◆ Description of the task
Give back the full listing verbatim, apart from its images.

◆ Extracted records
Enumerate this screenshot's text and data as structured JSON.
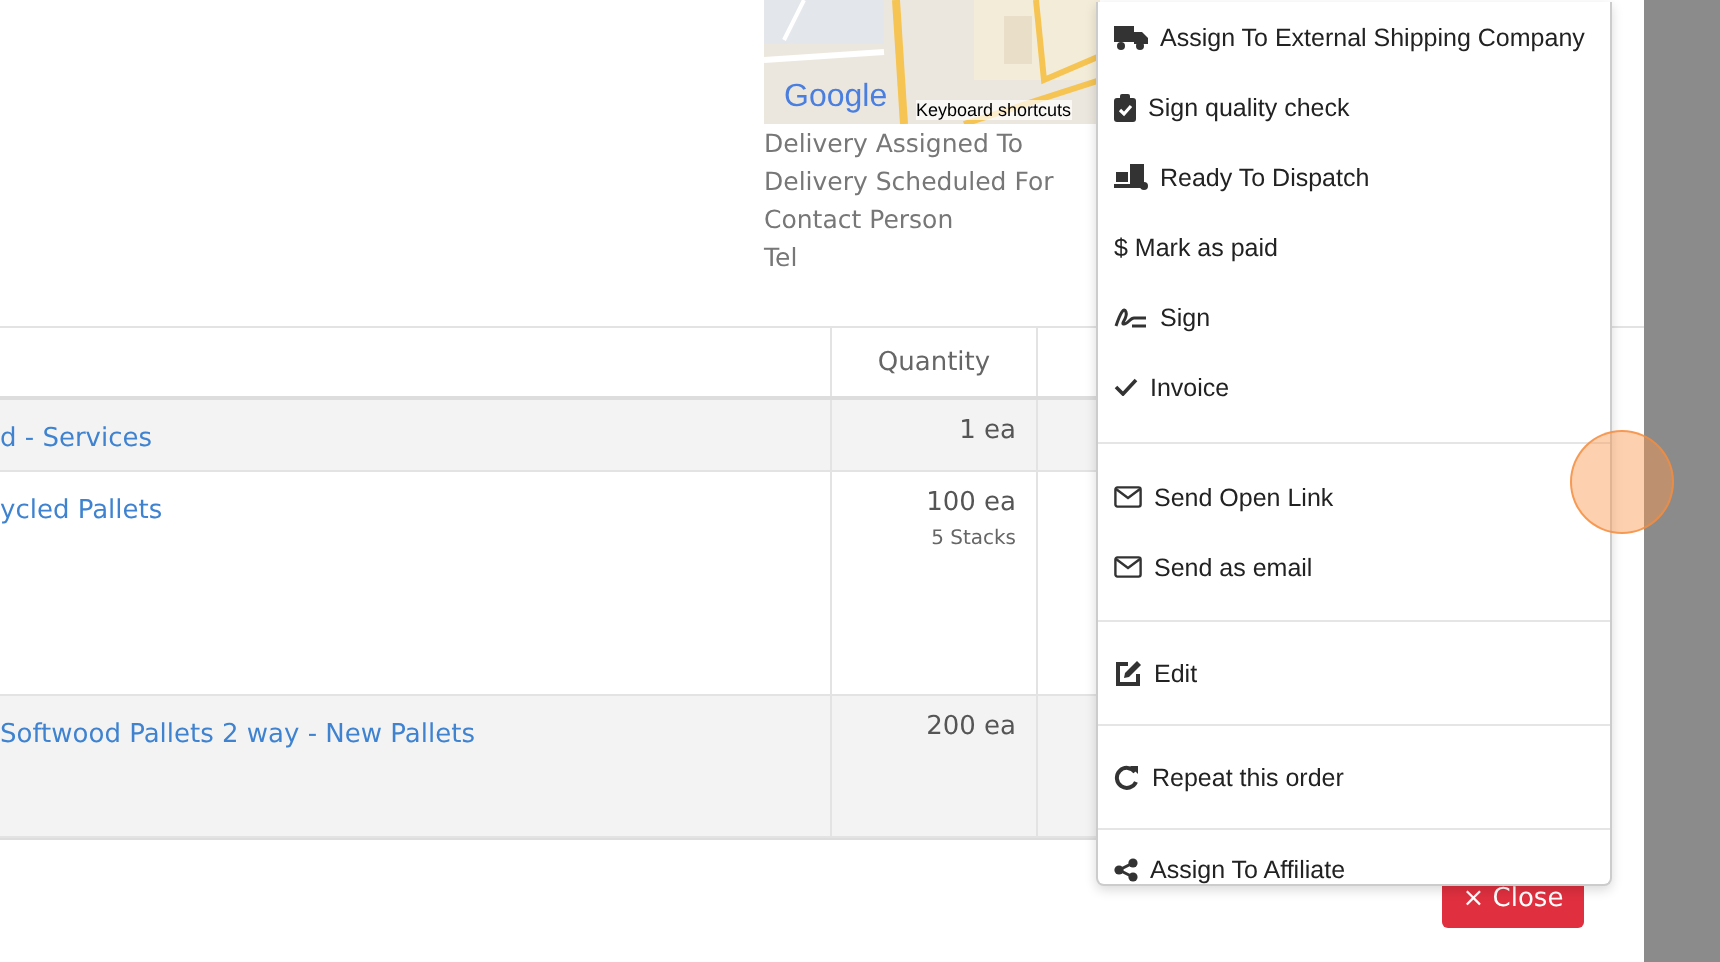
{
  "map": {
    "logo": "Google",
    "shortcuts": "Keyboard shortcuts"
  },
  "delivery_labels": [
    "Delivery Assigned To",
    "Delivery Scheduled For",
    "Contact Person",
    "Tel"
  ],
  "table": {
    "columns": [
      {},
      {
        "label": "Quantity"
      },
      {}
    ],
    "rows": [
      {
        "item": "d - Services",
        "quantity": "1 ea"
      },
      {
        "item": "ycled Pallets",
        "quantity": "100 ea",
        "note": "5 Stacks"
      },
      {
        "item": "Softwood Pallets 2 way - New Pallets",
        "quantity": "200 ea"
      }
    ]
  },
  "close_button": "× Close",
  "menu": {
    "groups": [
      [
        {
          "label": "Assign To External Shipping Company",
          "kind": "truck"
        },
        {
          "label": "Sign quality check",
          "kind": "clipboard"
        },
        {
          "label": "Ready To Dispatch",
          "kind": "dolly"
        },
        {
          "label": "$ Mark as paid",
          "kind": "plain"
        },
        {
          "label": "Sign",
          "kind": "signature"
        },
        {
          "label": "Invoice",
          "kind": "check"
        }
      ],
      [
        {
          "label": "Send Open Link",
          "kind": "envelope"
        },
        {
          "label": "Send as email",
          "kind": "envelope"
        }
      ],
      [
        {
          "label": "Edit",
          "kind": "edit"
        }
      ],
      [
        {
          "label": "Repeat this order",
          "kind": "redo"
        }
      ],
      [
        {
          "label": "Assign To Affiliate",
          "kind": "share"
        }
      ]
    ]
  }
}
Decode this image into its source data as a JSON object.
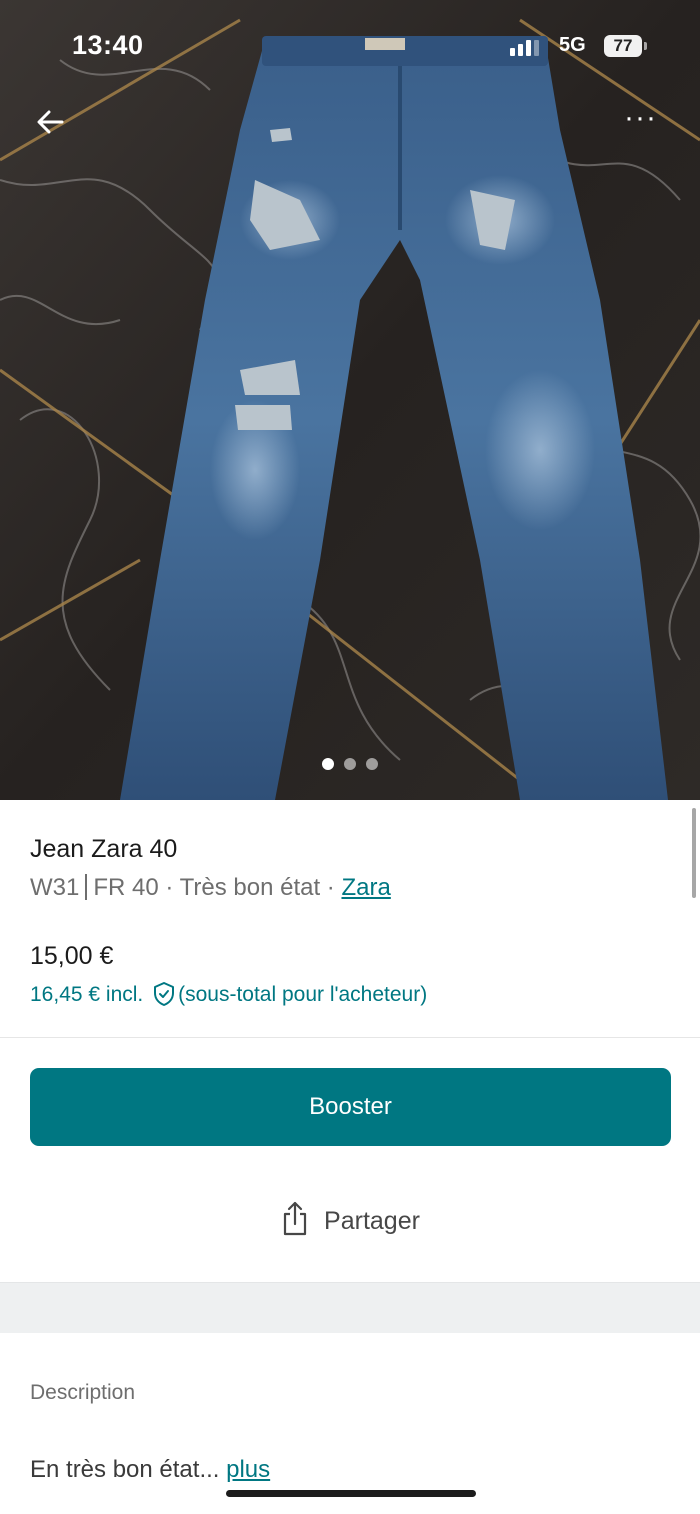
{
  "status_bar": {
    "time": "13:40",
    "network": "5G",
    "battery": "77"
  },
  "listing": {
    "title": "Jean Zara 40",
    "size_w": "W31",
    "size_fr": "FR 40",
    "condition_text": "· Très bon état ·",
    "brand": "Zara",
    "price": "15,00 €",
    "price_incl": "16,45 € incl.",
    "price_incl_note": "(sous-total pour l'acheteur)"
  },
  "photo_pager": {
    "count": 3,
    "active": 1
  },
  "actions": {
    "booster_label": "Booster",
    "share_label": "Partager"
  },
  "description": {
    "label": "Description",
    "text": "En très bon état...",
    "more_link": "plus"
  },
  "colors": {
    "accent": "#007782",
    "text": "#1b1b1b",
    "muted": "#6e6e6e"
  },
  "icons": [
    "back-arrow-icon",
    "more-dots-icon",
    "shield-check-icon",
    "share-icon"
  ]
}
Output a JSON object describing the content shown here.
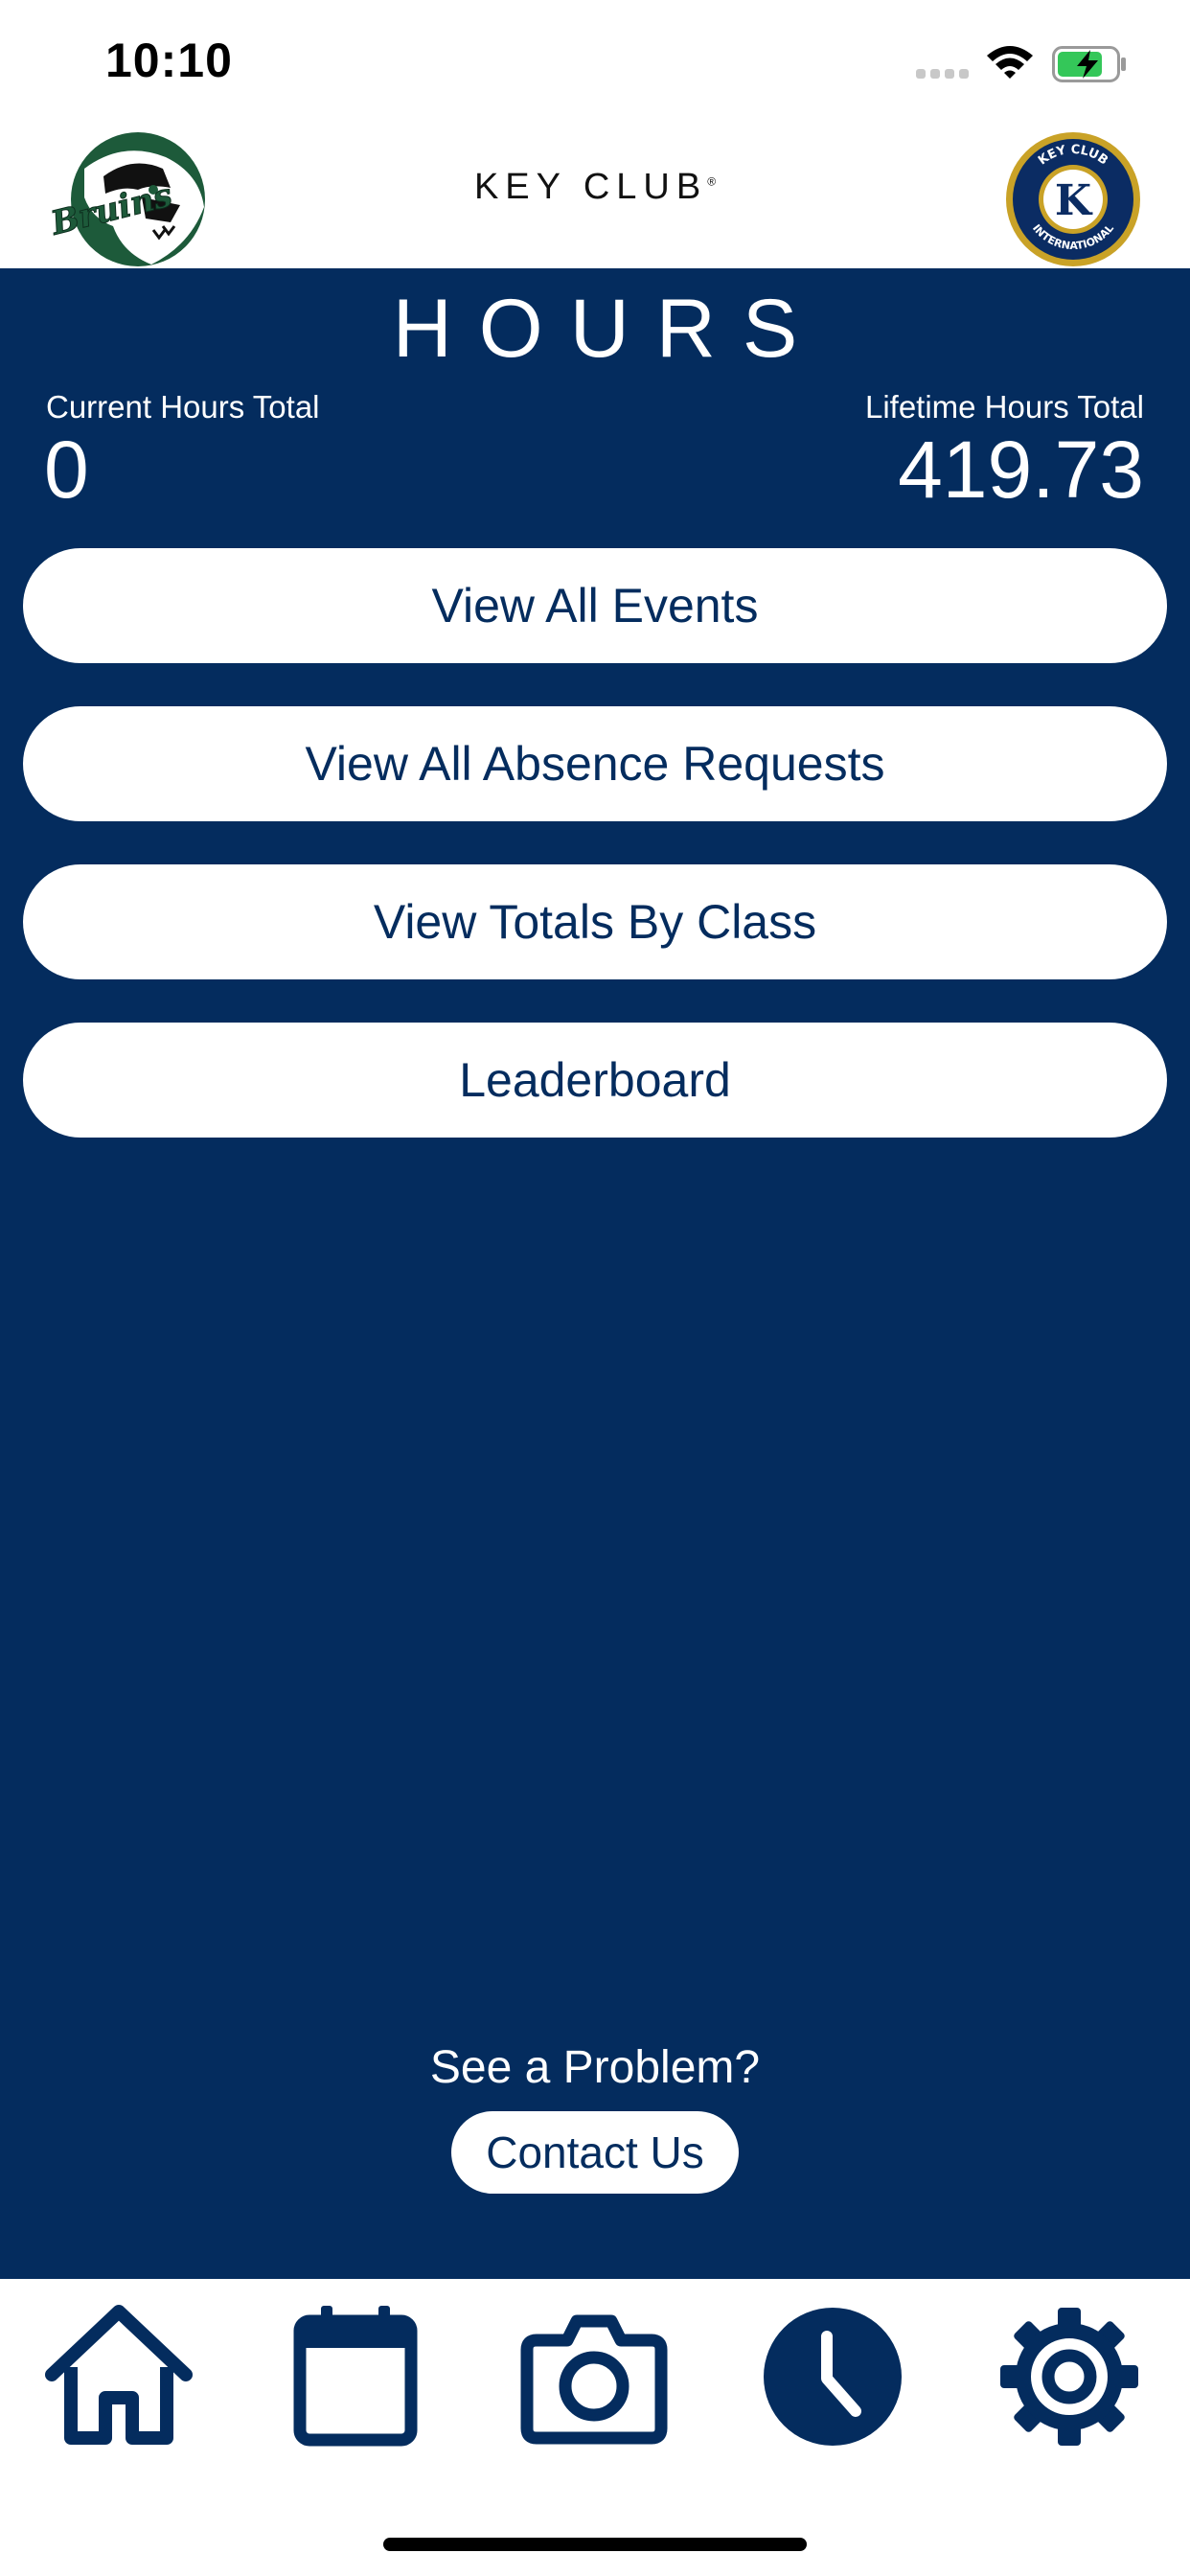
{
  "status_bar": {
    "time": "10:10",
    "icons": [
      "signal-icon",
      "wifi-icon",
      "battery-charging-icon"
    ]
  },
  "header": {
    "left_logo": "bruins-logo",
    "title_text": "KEY CLUB",
    "title_mark": "®",
    "right_logo": "key-club-international-seal",
    "seal_text": [
      "KEY CLUB",
      "INTERNATIONAL",
      "K"
    ]
  },
  "main": {
    "title": "HOURS",
    "current_hours_label": "Current Hours Total",
    "current_hours_value": "0",
    "lifetime_hours_label": "Lifetime Hours Total",
    "lifetime_hours_value": "419.73",
    "buttons": [
      {
        "label": "View All Events"
      },
      {
        "label": "View All Absence Requests"
      },
      {
        "label": "View Totals By Class"
      },
      {
        "label": "Leaderboard"
      }
    ],
    "problem_text": "See a Problem?",
    "contact_label": "Contact Us"
  },
  "tab_bar": {
    "items": [
      {
        "icon": "home-icon",
        "active": false
      },
      {
        "icon": "calendar-icon",
        "active": false
      },
      {
        "icon": "camera-icon",
        "active": false
      },
      {
        "icon": "clock-icon",
        "active": true
      },
      {
        "icon": "gear-icon",
        "active": false
      }
    ]
  },
  "colors": {
    "primary_navy": "#042c5e",
    "button_bg": "#ffffff",
    "logo_green": "#1d5a3a",
    "seal_gold": "#c9a227"
  }
}
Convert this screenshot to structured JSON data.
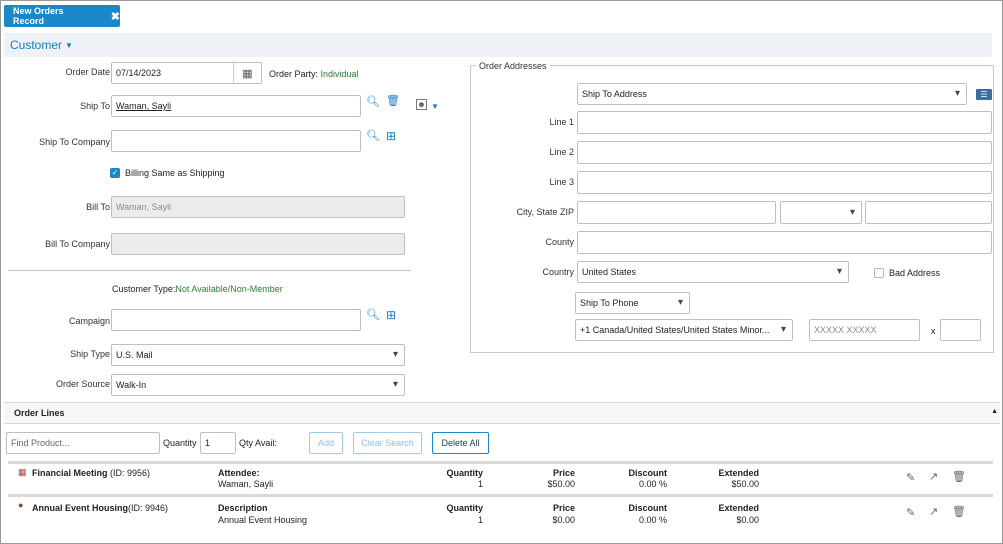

◆ Solution for this task
Enumerate this screenshot's text and data as structured JSON.
{
  "map": {
    "logo": "Google",
    "shortcuts": "Keyboard shortcuts"
  },
  "delivery_labels": [
    "Delivery Assigned To",
    "Delivery Scheduled For",
    "Contact Person",
    "Tel"
  ],
  "table": {
    "columns": [
      {},
      {
        "label": "Quantity"
      },
      {}
    ],
    "rows": [
      {
        "item": "d - Services",
        "quantity": "1 ea"
      },
      {
        "item": "ycled Pallets",
        "quantity": "100 ea",
        "note": "5 Stacks"
      },
      {
        "item": "Softwood Pallets 2 way - New Pallets",
        "quantity": "200 ea"
      }
    ]
  },
  "close_button": "× Close",
  "menu": {
    "groups": [
      [
        {
          "label": "Assign To External Shipping Company",
          "kind": "truck"
        },
        {
          "label": "Sign quality check",
          "kind": "clipboard"
        },
        {
          "label": "Ready To Dispatch",
          "kind": "dolly"
        },
        {
          "label": "$ Mark as paid",
          "kind": "plain"
        },
        {
          "label": "Sign",
          "kind": "signature"
        },
        {
          "label": "Invoice",
          "kind": "check"
        }
      ],
      [
        {
          "label": "Send Open Link",
          "kind": "envelope"
        },
        {
          "label": "Send as email",
          "kind": "envelope"
        }
      ],
      [
        {
          "label": "Edit",
          "kind": "edit"
        }
      ],
      [
        {
          "label": "Repeat this order",
          "kind": "redo"
        }
      ],
      [
        {
          "label": "Assign To Affiliate",
          "kind": "share"
        }
      ]
    ]
  }
}
Decode this image into its source data as a JSON object.
{
  "status_bar": {
    "time": "13:40",
    "network": "5G",
    "battery": "77"
  },
  "listing": {
    "title": "Jean Zara 40",
    "size_w": "W31",
    "size_fr": "FR 40",
    "condition_text": "· Très bon état ·",
    "brand": "Zara",
    "price": "15,00 €",
    "price_incl": "16,45 € incl.",
    "price_incl_note": "(sous-total pour l'acheteur)"
  },
  "photo_pager": {
    "count": 3,
    "active": 1
  },
  "actions": {
    "booster_label": "Booster",
    "share_label": "Partager"
  },
  "description": {
    "label": "Description",
    "text": "En très bon état...",
    "more_link": "plus"
  },
  "colors": {
    "accent": "#007782",
    "text": "#1b1b1b",
    "muted": "#6e6e6e"
  },
  "icons": [
    "back-arrow-icon",
    "more-dots-icon",
    "shield-check-icon",
    "share-icon"
  ]
}
Output a JSON object describing the content shown here.
{
  "status_bar": {
    "time": "10:10",
    "icons": [
      "signal-icon",
      "wifi-icon",
      "battery-charging-icon"
    ]
  },
  "header": {
    "left_logo": "bruins-logo",
    "title_text": "KEY CLUB",
    "title_mark": "®",
    "right_logo": "key-club-international-seal",
    "seal_text": [
      "KEY CLUB",
      "INTERNATIONAL",
      "K"
    ]
  },
  "main": {
    "title": "HOURS",
    "current_hours_label": "Current Hours Total",
    "current_hours_value": "0",
    "lifetime_hours_label": "Lifetime Hours Total",
    "lifetime_hours_value": "419.73",
    "buttons": [
      {
        "label": "View All Events"
      },
      {
        "label": "View All Absence Requests"
      },
      {
        "label": "View Totals By Class"
      },
      {
        "label": "Leaderboard"
      }
    ],
    "problem_text": "See a Problem?",
    "contact_label": "Contact Us"
  },
  "tab_bar": {
    "items": [
      {
        "icon": "home-icon",
        "active": false
      },
      {
        "icon": "calendar-icon",
        "active": false
      },
      {
        "icon": "camera-icon",
        "active": false
      },
      {
        "icon": "clock-icon",
        "active": true
      },
      {
        "icon": "gear-icon",
        "active": false
      }
    ]
  },
  "colors": {
    "primary_navy": "#042c5e",
    "button_bg": "#ffffff",
    "logo_green": "#1d5a3a",
    "seal_gold": "#c9a227"
  }
}
Convert this screenshot to structured JSON data.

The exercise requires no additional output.